_OBJECTIVE_
Transcribe the records that follow exactly. Skip the pictures.
-------- PROVIDED DATA --------
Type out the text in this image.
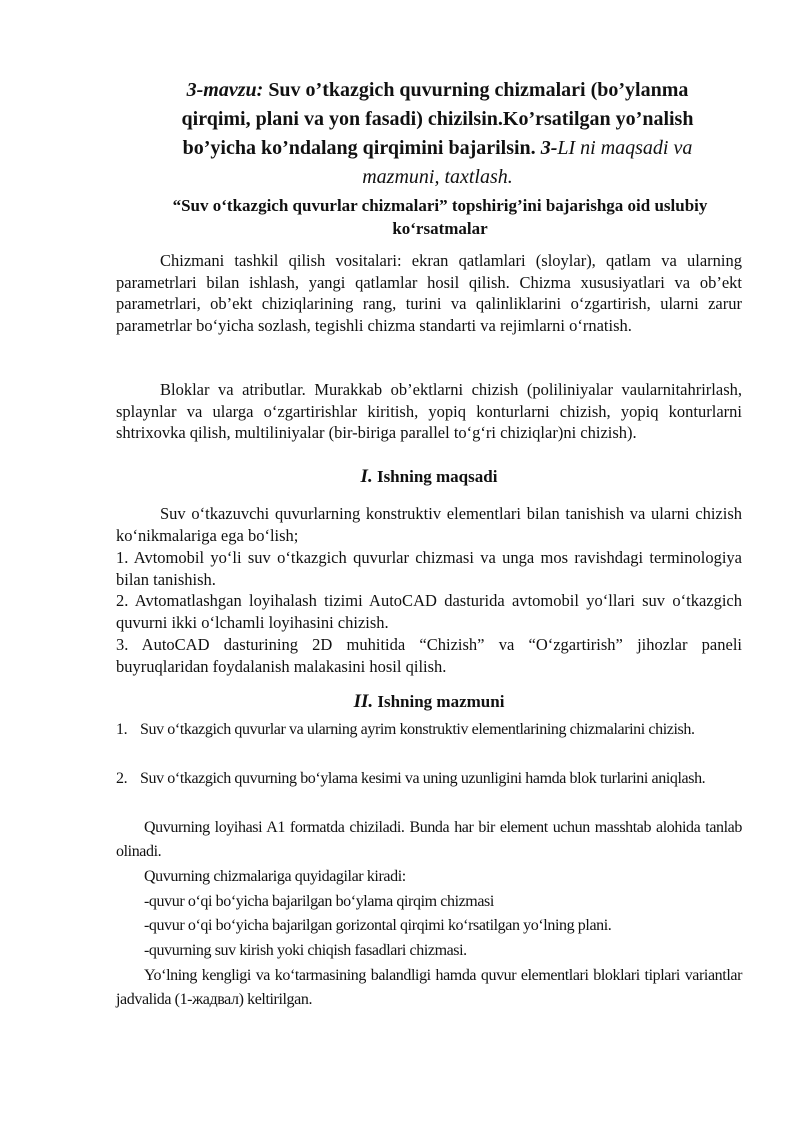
3-mavzu: Suv o’tkazgich quvurning chizmalari (bo’ylanma qirqimi, plani va yon fasadi) chizilsin.Ko’rsatilgan yo’nalish bo’yicha ko’ndalang qirqimini bajarilsin. 3-LI ni maqsadi va mazmuni, taxtlash.

“Suv o‘tkazgich quvurlar chizmalari” topshirig’ini bajarishga oid uslubiy ko‘rsatmalar

Chizmani tashkil qilish vositalari: ekran qatlamlari (sloylar), qatlam va ularning parametrlari bilan ishlash, yangi qatlamlar hosil qilish. Chizma xususiyatlari va ob’ekt parametrlari, ob’ekt chiziqlarining rang, turini va qalinliklarini o‘zgartirish, ularni zarur parametrlar bo‘yicha sozlash, tegishli chizma standarti va rejimlarni o‘rnatish.

Bloklar va atributlar. Murakkab ob’ektlarni chizish (poliliniyalar vaularnitahrirlash, splaynlar va ularga o‘zgartirishlar kiritish, yopiq konturlarni chizish, yopiq konturlarni shtrixovka qilish, multiliniyalar (bir-biriga parallel to‘g‘ri chiziqlar)ni chizish).

I. Ishning maqsadi

Suv o‘tkazuvchi quvurlarning konstruktiv elementlari bilan tanishish va ularni chizish ko‘nikmalariga ega bo‘lish;

1. Avtomobil yo‘li suv o‘tkazgich quvurlar chizmasi va unga mos ravishdagi terminologiya bilan tanishish.

2. Avtomatlashgan loyihalash tizimi AutoCAD dasturida avtomobil yo‘llari suv o‘tkazgich quvurni ikki o‘lchamli loyihasini chizish.

3. AutoCAD dasturining 2D muhitida “Chizish” va “O‘zgartirish” jihozlar paneli buyruqlaridan foydalanish malakasini hosil qilish.

II. Ishning mazmuni

1. Suv o‘tkazgich quvurlar va ularning ayrim konstruktiv elementlarining chizmalarini chizish.
2. Suv o‘tkazgich quvurning bo‘ylama kesimi va uning uzunligini hamda blok turlarini aniqlash.

Quvurning loyihasi A1 formatda chiziladi. Bunda har bir element uchun masshtab alohida tanlab olinadi.

Quvurning chizmalariga quyidagilar kiradi:

-quvur o‘qi bo‘yicha bajarilgan bo‘ylama qirqim chizmasi

-quvur o‘qi bo‘yicha bajarilgan gorizontal qirqimi ko‘rsatilgan yo‘lning plani.

-quvurning suv kirish yoki chiqish fasadlari chizmasi.

Yo‘lning kengligi va ko‘tarmasining balandligi hamda quvur elementlari bloklari tiplari variantlar jadvalida (1-жадвал) keltirilgan.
--------
_WRITTEN ANSWER_
Type out the text in this image.
3-mavzu: Suv o’tkazgich quvurning chizmalari (bo’ylanma qirqimi, plani va yon fasadi) chizilsin.Ko’rsatilgan yo’nalish bo’yicha ko’ndalang qirqimini bajarilsin. 3-LI ni maqsadi va mazmuni, taxtlash.

“Suv o‘tkazgich quvurlar chizmalari” topshirig’ini bajarishga oid uslubiy ko‘rsatmalar

Chizmani tashkil qilish vositalari: ekran qatlamlari (sloylar), qatlam va ularning parametrlari bilan ishlash, yangi qatlamlar hosil qilish. Chizma xususiyatlari va ob’ekt parametrlari, ob’ekt chiziqlarining rang, turini va qalinliklarini o‘zgartirish, ularni zarur parametrlar bo‘yicha sozlash, tegishli chizma standarti va rejimlarni o‘rnatish.

Bloklar va atributlar. Murakkab ob’ektlarni chizish (poliliniyalar vaularnitahrirlash, splaynlar va ularga o‘zgartirishlar kiritish, yopiq konturlarni chizish, yopiq konturlarni shtrixovka qilish, multiliniyalar (bir-biriga parallel to‘g‘ri chiziqlar)ni chizish).

I. Ishning maqsadi

Suv o‘tkazuvchi quvurlarning konstruktiv elementlari bilan tanishish va ularni chizish ko‘nikmalariga ega bo‘lish;

1. Avtomobil yo‘li suv o‘tkazgich quvurlar chizmasi va unga mos ravishdagi terminologiya bilan tanishish.

2. Avtomatlashgan loyihalash tizimi AutoCAD dasturida avtomobil yo‘llari suv o‘tkazgich quvurni ikki o‘lchamli loyihasini chizish.

3. AutoCAD dasturining 2D muhitida “Chizish” va “O‘zgartirish” jihozlar paneli buyruqlaridan foydalanish malakasini hosil qilish.

II. Ishning mazmuni

1. Suv o‘tkazgich quvurlar va ularning ayrim konstruktiv elementlarining chizmalarini chizish.
2. Suv o‘tkazgich quvurning bo‘ylama kesimi va uning uzunligini hamda blok turlarini aniqlash.

Quvurning loyihasi A1 formatda chiziladi. Bunda har bir element uchun masshtab alohida tanlab olinadi.

Quvurning chizmalariga quyidagilar kiradi:

-quvur o‘qi bo‘yicha bajarilgan bo‘ylama qirqim chizmasi

-quvur o‘qi bo‘yicha bajarilgan gorizontal qirqimi ko‘rsatilgan yo‘lning plani.

-quvurning suv kirish yoki chiqish fasadlari chizmasi.

Yo‘lning kengligi va ko‘tarmasining balandligi hamda quvur elementlari bloklari tiplari variantlar jadvalida (1-жадвал) keltirilgan.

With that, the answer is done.